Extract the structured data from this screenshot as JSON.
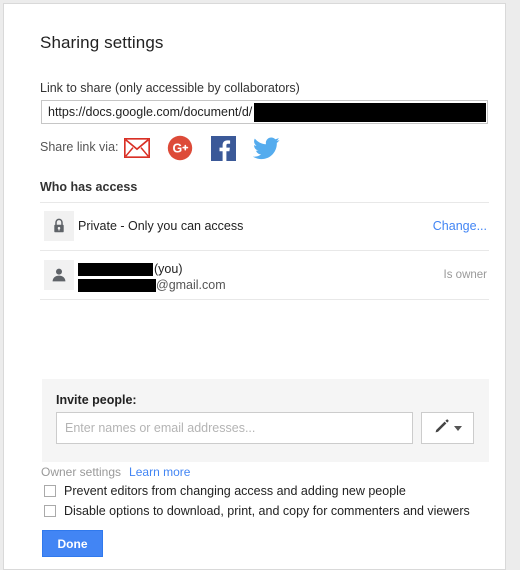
{
  "dialog": {
    "title": "Sharing settings"
  },
  "link_section": {
    "label": "Link to share (only accessible by collaborators)",
    "url_value": "https://docs.google.com/document/d/",
    "url_redacted": true,
    "share_via_label": "Share link via:",
    "social": [
      {
        "name": "gmail-icon",
        "label": "Gmail",
        "color": "#d93025"
      },
      {
        "name": "google-plus-icon",
        "label": "Google Plus",
        "color": "#dd4b39"
      },
      {
        "name": "facebook-icon",
        "label": "Facebook",
        "color": "#3b5998"
      },
      {
        "name": "twitter-icon",
        "label": "Twitter",
        "color": "#55acee"
      }
    ]
  },
  "access_section": {
    "heading": "Who has access",
    "privacy_row": {
      "icon": "lock-icon",
      "text": "Private - Only you can access",
      "action_label": "Change..."
    },
    "owner_row": {
      "icon": "person-icon",
      "name_suffix": "(you)",
      "email_suffix": "@gmail.com",
      "role_label": "Is owner",
      "name_redacted": true,
      "email_redacted": true
    }
  },
  "invite_section": {
    "label": "Invite people:",
    "input_value": "",
    "input_placeholder": "Enter names or email addresses...",
    "permission_button": "pencil-icon"
  },
  "owner_settings": {
    "label": "Owner settings",
    "learn_more": "Learn more",
    "options": [
      {
        "label": "Prevent editors from changing access and adding new people",
        "checked": false
      },
      {
        "label": "Disable options to download, print, and copy for commenters and viewers",
        "checked": false
      }
    ]
  },
  "footer": {
    "done_label": "Done",
    "done_color": "#4285f4"
  }
}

__Aim__
Go through the records and copy each line with "people" in it.

__Complete response__
    "label": "Invite people:",
        "label": "Prevent editors from changing access and adding new people",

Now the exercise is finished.